● **Instruction**: Below are some records; repeat them all exactly, minus the pictures.

<<<<

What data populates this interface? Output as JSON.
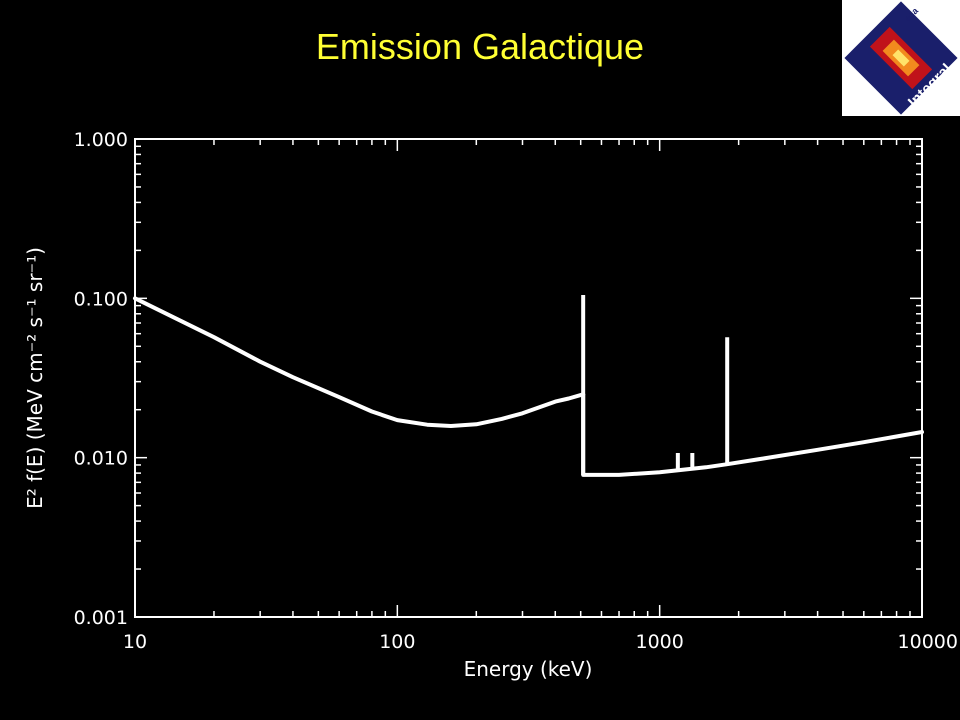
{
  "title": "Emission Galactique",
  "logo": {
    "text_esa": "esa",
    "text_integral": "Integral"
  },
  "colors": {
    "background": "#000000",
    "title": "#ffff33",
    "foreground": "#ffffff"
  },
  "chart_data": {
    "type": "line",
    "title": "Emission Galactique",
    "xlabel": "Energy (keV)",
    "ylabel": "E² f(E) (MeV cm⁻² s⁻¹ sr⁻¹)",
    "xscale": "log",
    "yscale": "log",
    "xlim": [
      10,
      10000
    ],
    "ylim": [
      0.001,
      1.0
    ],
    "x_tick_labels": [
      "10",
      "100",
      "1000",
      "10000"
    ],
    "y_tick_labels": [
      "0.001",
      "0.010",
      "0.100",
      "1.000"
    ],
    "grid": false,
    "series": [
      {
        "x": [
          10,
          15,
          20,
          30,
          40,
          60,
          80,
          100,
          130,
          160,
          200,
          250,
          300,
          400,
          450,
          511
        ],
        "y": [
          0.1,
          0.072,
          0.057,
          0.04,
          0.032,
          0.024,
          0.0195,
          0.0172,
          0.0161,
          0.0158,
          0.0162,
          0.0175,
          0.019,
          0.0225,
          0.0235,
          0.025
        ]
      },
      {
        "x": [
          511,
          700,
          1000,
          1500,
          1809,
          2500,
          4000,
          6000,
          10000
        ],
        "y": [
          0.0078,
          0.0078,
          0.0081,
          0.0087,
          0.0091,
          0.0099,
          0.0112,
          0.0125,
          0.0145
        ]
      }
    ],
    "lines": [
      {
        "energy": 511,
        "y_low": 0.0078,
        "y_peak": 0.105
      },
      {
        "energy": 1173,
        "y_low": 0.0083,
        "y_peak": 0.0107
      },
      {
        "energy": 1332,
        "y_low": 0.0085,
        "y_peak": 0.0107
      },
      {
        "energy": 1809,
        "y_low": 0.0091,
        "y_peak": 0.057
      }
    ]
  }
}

>>>>

● **Answer to the exercise**:
What data populates this interface? Output as JSON.
{
  "title": "Emission Galactique",
  "logo": {
    "text_esa": "esa",
    "text_integral": "Integral"
  },
  "colors": {
    "background": "#000000",
    "title": "#ffff33",
    "foreground": "#ffffff"
  },
  "chart_data": {
    "type": "line",
    "title": "Emission Galactique",
    "xlabel": "Energy (keV)",
    "ylabel": "E² f(E) (MeV cm⁻² s⁻¹ sr⁻¹)",
    "xscale": "log",
    "yscale": "log",
    "xlim": [
      10,
      10000
    ],
    "ylim": [
      0.001,
      1.0
    ],
    "x_tick_labels": [
      "10",
      "100",
      "1000",
      "10000"
    ],
    "y_tick_labels": [
      "0.001",
      "0.010",
      "0.100",
      "1.000"
    ],
    "grid": false,
    "series": [
      {
        "x": [
          10,
          15,
          20,
          30,
          40,
          60,
          80,
          100,
          130,
          160,
          200,
          250,
          300,
          400,
          450,
          511
        ],
        "y": [
          0.1,
          0.072,
          0.057,
          0.04,
          0.032,
          0.024,
          0.0195,
          0.0172,
          0.0161,
          0.0158,
          0.0162,
          0.0175,
          0.019,
          0.0225,
          0.0235,
          0.025
        ]
      },
      {
        "x": [
          511,
          700,
          1000,
          1500,
          1809,
          2500,
          4000,
          6000,
          10000
        ],
        "y": [
          0.0078,
          0.0078,
          0.0081,
          0.0087,
          0.0091,
          0.0099,
          0.0112,
          0.0125,
          0.0145
        ]
      }
    ],
    "lines": [
      {
        "energy": 511,
        "y_low": 0.0078,
        "y_peak": 0.105
      },
      {
        "energy": 1173,
        "y_low": 0.0083,
        "y_peak": 0.0107
      },
      {
        "energy": 1332,
        "y_low": 0.0085,
        "y_peak": 0.0107
      },
      {
        "energy": 1809,
        "y_low": 0.0091,
        "y_peak": 0.057
      }
    ]
  }
}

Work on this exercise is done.